#### [Goal A]
In the excerpt on TVCN's wireless cable stations, during what period did the FCC hold its auction of microwave spectrum?
#### [Goal B]
Write out everything in the excerpt on TVCN's wireless cable stations from "These stations of" down to "channels to others.".

These stations of four channel licenses are in Myrtle Beach, South 
Carolina; Quincy, Illinois; and Rome, Georgia.  In consideration for 
building the stations, MDA appointed TVCN as the operator of the 
stations.  TVCN is developing these stations, and is considering 
offering a premium programming package such as HBO, ESPN, Showtime, and 
CNN at the stations as test markets for this strategy.  In the meantime, 
the Company is also considering leasing additional channels, and leasing 
or selling the channels to others.

The FCC Spectrum Auction

     From November 13, 1995 to March 28, 1996 the FCC conducted an 
auction of a certain portion of the microwave spectrum used by WCTV 
stations.  In this auction the FCC divided the country into Basic 
Trading Areas ("BTAs"), according to certain geographic WCTV markets.

#### [Supplied records]
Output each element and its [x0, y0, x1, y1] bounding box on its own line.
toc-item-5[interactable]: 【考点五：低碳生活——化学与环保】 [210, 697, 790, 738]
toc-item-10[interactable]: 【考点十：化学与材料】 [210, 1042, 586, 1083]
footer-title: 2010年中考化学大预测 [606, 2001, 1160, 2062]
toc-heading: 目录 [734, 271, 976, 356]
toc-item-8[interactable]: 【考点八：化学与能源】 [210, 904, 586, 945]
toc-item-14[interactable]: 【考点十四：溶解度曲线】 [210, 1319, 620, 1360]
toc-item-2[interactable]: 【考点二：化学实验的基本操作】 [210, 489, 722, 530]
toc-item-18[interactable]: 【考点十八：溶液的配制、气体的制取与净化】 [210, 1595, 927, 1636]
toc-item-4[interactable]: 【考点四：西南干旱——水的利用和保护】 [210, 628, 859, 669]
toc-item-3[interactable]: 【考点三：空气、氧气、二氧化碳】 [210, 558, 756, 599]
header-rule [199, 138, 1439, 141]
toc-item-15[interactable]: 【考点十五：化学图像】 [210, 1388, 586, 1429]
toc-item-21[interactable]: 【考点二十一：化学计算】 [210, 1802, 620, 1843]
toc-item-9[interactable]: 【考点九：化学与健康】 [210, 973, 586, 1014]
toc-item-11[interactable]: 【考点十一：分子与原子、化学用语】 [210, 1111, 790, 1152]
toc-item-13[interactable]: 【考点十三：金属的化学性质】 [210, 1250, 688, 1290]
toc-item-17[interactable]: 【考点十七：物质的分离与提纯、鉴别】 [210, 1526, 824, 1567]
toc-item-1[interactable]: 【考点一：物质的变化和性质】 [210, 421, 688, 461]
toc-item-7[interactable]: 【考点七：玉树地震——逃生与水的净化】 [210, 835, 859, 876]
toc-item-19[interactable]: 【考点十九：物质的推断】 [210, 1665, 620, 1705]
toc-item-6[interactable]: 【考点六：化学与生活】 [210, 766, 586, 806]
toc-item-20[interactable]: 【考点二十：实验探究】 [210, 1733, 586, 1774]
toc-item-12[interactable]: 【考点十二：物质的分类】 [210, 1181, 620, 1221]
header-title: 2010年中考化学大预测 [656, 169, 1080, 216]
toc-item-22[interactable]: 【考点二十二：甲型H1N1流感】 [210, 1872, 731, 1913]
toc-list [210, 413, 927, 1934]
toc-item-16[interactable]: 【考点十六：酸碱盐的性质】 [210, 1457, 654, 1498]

#### [Reply A]
From November 13, 1995 to March 28, 1996.

#### [Reply B]
These stations of four channel licenses are in Myrtle Beach, South 
Carolina; Quincy, Illinois; and Rome, Georgia.  In consideration for 
building the stations, MDA appointed TVCN as the operator of the 
stations.  TVCN is developing these stations, and is considering 
offering a premium programming package such as HBO, ESPN, Showtime, and 
CNN at the stations as test markets for this strategy.  In the meantime, 
the Company is also considering leasing additional channels, and leasing 
or selling the channels to others.